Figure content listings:
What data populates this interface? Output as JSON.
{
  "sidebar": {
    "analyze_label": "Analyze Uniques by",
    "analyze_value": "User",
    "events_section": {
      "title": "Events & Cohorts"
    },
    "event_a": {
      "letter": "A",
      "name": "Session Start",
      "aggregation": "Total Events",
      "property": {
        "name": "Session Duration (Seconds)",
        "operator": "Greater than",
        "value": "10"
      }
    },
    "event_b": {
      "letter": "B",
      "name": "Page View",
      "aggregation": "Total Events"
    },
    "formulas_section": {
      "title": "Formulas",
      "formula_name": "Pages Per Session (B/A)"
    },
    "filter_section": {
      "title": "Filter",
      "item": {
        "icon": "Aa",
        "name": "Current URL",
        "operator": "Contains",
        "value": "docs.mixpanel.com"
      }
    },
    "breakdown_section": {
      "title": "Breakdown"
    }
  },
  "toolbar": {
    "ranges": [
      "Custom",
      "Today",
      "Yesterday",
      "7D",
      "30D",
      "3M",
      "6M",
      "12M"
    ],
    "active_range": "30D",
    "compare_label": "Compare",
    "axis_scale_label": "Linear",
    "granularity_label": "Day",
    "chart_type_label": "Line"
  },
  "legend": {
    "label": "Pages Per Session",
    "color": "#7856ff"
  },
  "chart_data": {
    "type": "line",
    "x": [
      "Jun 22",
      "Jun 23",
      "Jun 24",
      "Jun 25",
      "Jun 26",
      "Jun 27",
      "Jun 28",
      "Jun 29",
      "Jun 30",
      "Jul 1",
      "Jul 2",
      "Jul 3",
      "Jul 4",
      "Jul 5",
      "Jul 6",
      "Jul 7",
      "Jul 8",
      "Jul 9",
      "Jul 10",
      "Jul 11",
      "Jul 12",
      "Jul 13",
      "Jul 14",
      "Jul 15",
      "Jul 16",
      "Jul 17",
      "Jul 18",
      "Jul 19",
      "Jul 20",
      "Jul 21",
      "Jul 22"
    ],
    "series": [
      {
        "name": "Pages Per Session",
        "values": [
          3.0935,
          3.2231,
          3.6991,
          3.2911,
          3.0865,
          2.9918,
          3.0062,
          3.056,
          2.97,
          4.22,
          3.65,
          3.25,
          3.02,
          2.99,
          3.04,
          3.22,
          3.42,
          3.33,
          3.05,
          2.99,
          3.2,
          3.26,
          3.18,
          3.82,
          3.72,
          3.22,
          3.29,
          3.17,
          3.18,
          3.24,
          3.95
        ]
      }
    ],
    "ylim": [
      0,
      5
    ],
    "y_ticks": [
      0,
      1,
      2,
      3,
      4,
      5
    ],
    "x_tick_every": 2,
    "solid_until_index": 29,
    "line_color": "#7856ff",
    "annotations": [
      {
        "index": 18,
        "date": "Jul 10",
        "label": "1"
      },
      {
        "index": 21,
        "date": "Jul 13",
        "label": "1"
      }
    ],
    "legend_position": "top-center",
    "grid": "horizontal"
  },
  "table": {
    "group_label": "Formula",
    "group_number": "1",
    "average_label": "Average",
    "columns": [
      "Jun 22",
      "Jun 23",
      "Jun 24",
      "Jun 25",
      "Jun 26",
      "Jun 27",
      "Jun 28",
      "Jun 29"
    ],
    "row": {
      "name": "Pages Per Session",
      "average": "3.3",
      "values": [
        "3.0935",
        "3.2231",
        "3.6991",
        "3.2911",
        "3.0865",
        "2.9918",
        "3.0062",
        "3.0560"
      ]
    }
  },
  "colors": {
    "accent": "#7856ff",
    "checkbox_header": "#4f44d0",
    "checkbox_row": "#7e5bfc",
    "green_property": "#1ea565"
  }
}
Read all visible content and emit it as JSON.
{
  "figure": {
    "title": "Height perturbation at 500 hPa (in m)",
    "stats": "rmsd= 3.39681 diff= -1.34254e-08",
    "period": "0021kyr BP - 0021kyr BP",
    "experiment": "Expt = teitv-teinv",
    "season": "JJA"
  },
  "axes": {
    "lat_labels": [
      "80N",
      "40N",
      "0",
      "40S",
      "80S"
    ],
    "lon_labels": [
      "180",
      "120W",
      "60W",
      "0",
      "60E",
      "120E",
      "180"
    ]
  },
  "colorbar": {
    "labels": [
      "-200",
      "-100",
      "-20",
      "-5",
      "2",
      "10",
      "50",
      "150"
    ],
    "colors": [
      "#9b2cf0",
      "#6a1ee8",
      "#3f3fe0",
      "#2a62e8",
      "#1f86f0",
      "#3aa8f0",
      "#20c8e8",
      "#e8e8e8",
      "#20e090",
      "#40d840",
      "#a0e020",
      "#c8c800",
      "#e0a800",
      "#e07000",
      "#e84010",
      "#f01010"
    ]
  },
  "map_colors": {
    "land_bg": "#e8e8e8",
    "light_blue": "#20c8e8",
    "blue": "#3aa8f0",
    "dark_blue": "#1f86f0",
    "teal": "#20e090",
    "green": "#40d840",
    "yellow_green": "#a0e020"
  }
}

STATED GOAL: Pull out every line of the records that includes the string "operator".

EXPECTED OUTPUT:
        "operator": "Greater than",
        "operator": "Contains",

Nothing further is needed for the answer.